Start of Records to process
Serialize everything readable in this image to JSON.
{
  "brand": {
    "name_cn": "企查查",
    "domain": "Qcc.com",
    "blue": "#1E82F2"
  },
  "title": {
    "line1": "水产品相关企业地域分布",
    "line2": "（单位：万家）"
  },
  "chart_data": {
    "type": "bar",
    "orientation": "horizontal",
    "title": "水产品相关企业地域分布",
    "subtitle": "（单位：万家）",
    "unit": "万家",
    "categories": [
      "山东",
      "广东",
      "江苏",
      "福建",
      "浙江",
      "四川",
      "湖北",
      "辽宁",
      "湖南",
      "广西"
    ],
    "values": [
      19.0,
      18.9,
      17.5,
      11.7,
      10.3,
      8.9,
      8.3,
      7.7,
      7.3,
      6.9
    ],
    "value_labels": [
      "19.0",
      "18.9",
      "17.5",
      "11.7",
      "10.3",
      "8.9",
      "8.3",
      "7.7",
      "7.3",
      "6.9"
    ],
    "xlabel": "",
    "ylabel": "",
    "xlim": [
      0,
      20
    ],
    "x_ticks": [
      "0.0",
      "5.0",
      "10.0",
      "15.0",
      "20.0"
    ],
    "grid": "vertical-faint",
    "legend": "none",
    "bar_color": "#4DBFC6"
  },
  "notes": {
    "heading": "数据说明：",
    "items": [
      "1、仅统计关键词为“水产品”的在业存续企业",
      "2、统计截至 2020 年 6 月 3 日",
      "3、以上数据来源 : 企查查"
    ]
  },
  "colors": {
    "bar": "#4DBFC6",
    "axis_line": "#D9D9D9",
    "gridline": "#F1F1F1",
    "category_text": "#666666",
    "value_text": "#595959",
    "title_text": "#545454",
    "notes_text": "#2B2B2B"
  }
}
End of Records to process
State the number of lines that contain the string "水产品相关企业地域分布", with no other words.

2